[Begin EXERCISE MATERIALS]

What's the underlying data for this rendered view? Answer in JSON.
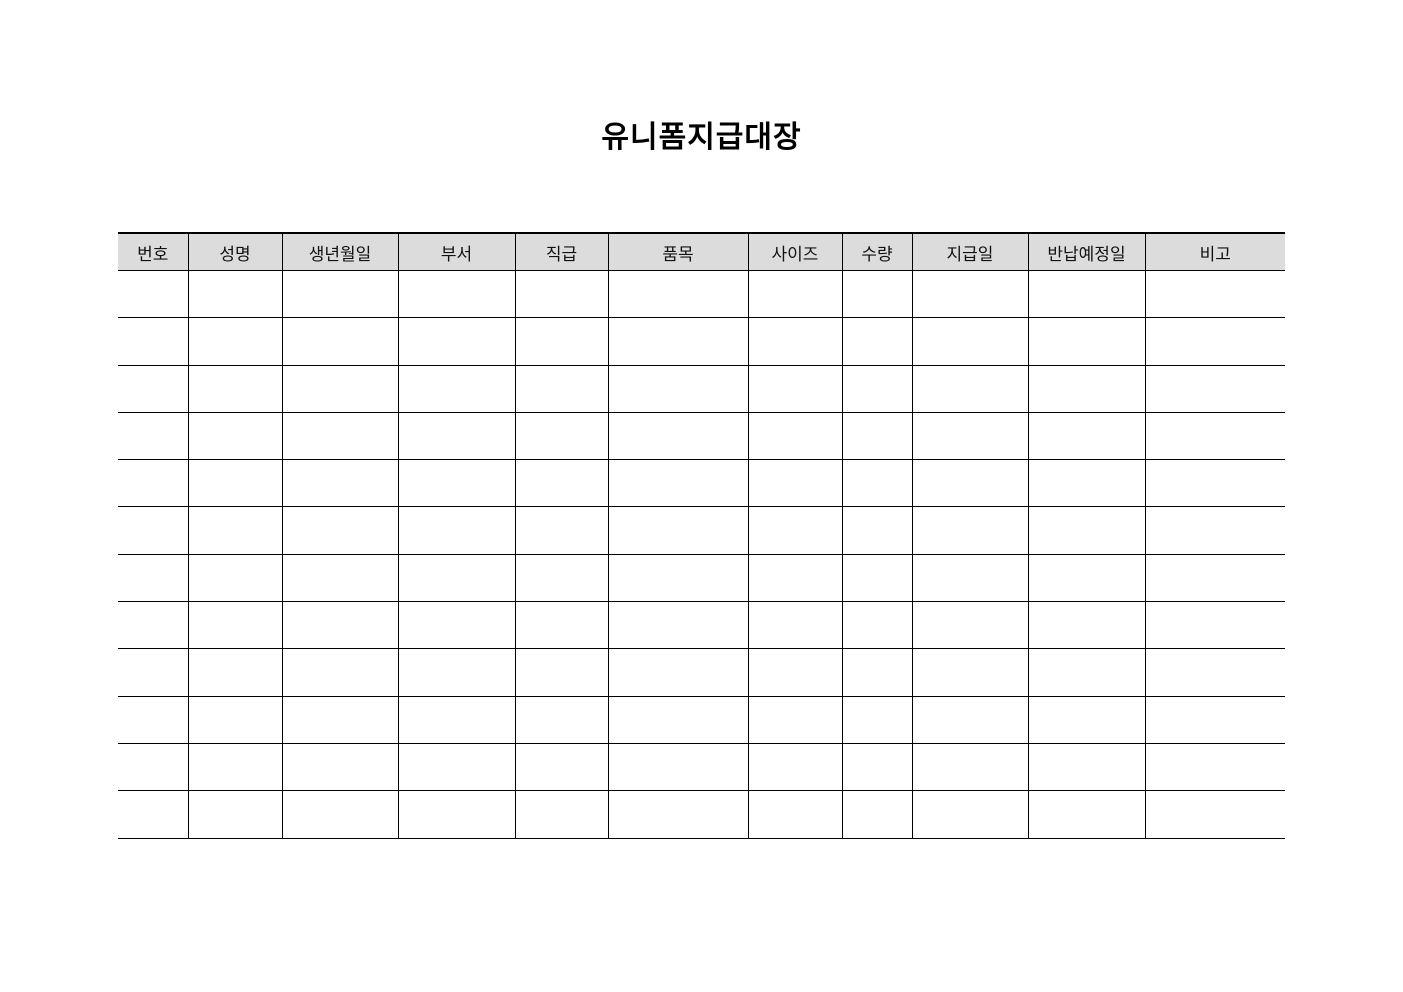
{
  "title": "유니폼지급대장",
  "columns": [
    "번호",
    "성명",
    "생년월일",
    "부서",
    "직급",
    "품목",
    "사이즈",
    "수량",
    "지급일",
    "반납예정일",
    "비고"
  ],
  "rows": [
    [
      "",
      "",
      "",
      "",
      "",
      "",
      "",
      "",
      "",
      "",
      ""
    ],
    [
      "",
      "",
      "",
      "",
      "",
      "",
      "",
      "",
      "",
      "",
      ""
    ],
    [
      "",
      "",
      "",
      "",
      "",
      "",
      "",
      "",
      "",
      "",
      ""
    ],
    [
      "",
      "",
      "",
      "",
      "",
      "",
      "",
      "",
      "",
      "",
      ""
    ],
    [
      "",
      "",
      "",
      "",
      "",
      "",
      "",
      "",
      "",
      "",
      ""
    ],
    [
      "",
      "",
      "",
      "",
      "",
      "",
      "",
      "",
      "",
      "",
      ""
    ],
    [
      "",
      "",
      "",
      "",
      "",
      "",
      "",
      "",
      "",
      "",
      ""
    ],
    [
      "",
      "",
      "",
      "",
      "",
      "",
      "",
      "",
      "",
      "",
      ""
    ],
    [
      "",
      "",
      "",
      "",
      "",
      "",
      "",
      "",
      "",
      "",
      ""
    ],
    [
      "",
      "",
      "",
      "",
      "",
      "",
      "",
      "",
      "",
      "",
      ""
    ],
    [
      "",
      "",
      "",
      "",
      "",
      "",
      "",
      "",
      "",
      "",
      ""
    ],
    [
      "",
      "",
      "",
      "",
      "",
      "",
      "",
      "",
      "",
      "",
      ""
    ]
  ],
  "colors": {
    "header_bg": "#dcdcdc"
  }
}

[End EXERCISE MATERIALS]

■ **GOAL OF THE EXERCISE**:
Give all the entries again exactly, dropping each picture.

■ **TASK RESPONSE**:
What's the underlying data for this rendered view? Answer in JSON.
{
  "title": "유니폼지급대장",
  "columns": [
    "번호",
    "성명",
    "생년월일",
    "부서",
    "직급",
    "품목",
    "사이즈",
    "수량",
    "지급일",
    "반납예정일",
    "비고"
  ],
  "rows": [
    [
      "",
      "",
      "",
      "",
      "",
      "",
      "",
      "",
      "",
      "",
      ""
    ],
    [
      "",
      "",
      "",
      "",
      "",
      "",
      "",
      "",
      "",
      "",
      ""
    ],
    [
      "",
      "",
      "",
      "",
      "",
      "",
      "",
      "",
      "",
      "",
      ""
    ],
    [
      "",
      "",
      "",
      "",
      "",
      "",
      "",
      "",
      "",
      "",
      ""
    ],
    [
      "",
      "",
      "",
      "",
      "",
      "",
      "",
      "",
      "",
      "",
      ""
    ],
    [
      "",
      "",
      "",
      "",
      "",
      "",
      "",
      "",
      "",
      "",
      ""
    ],
    [
      "",
      "",
      "",
      "",
      "",
      "",
      "",
      "",
      "",
      "",
      ""
    ],
    [
      "",
      "",
      "",
      "",
      "",
      "",
      "",
      "",
      "",
      "",
      ""
    ],
    [
      "",
      "",
      "",
      "",
      "",
      "",
      "",
      "",
      "",
      "",
      ""
    ],
    [
      "",
      "",
      "",
      "",
      "",
      "",
      "",
      "",
      "",
      "",
      ""
    ],
    [
      "",
      "",
      "",
      "",
      "",
      "",
      "",
      "",
      "",
      "",
      ""
    ],
    [
      "",
      "",
      "",
      "",
      "",
      "",
      "",
      "",
      "",
      "",
      ""
    ]
  ],
  "colors": {
    "header_bg": "#dcdcdc"
  }
}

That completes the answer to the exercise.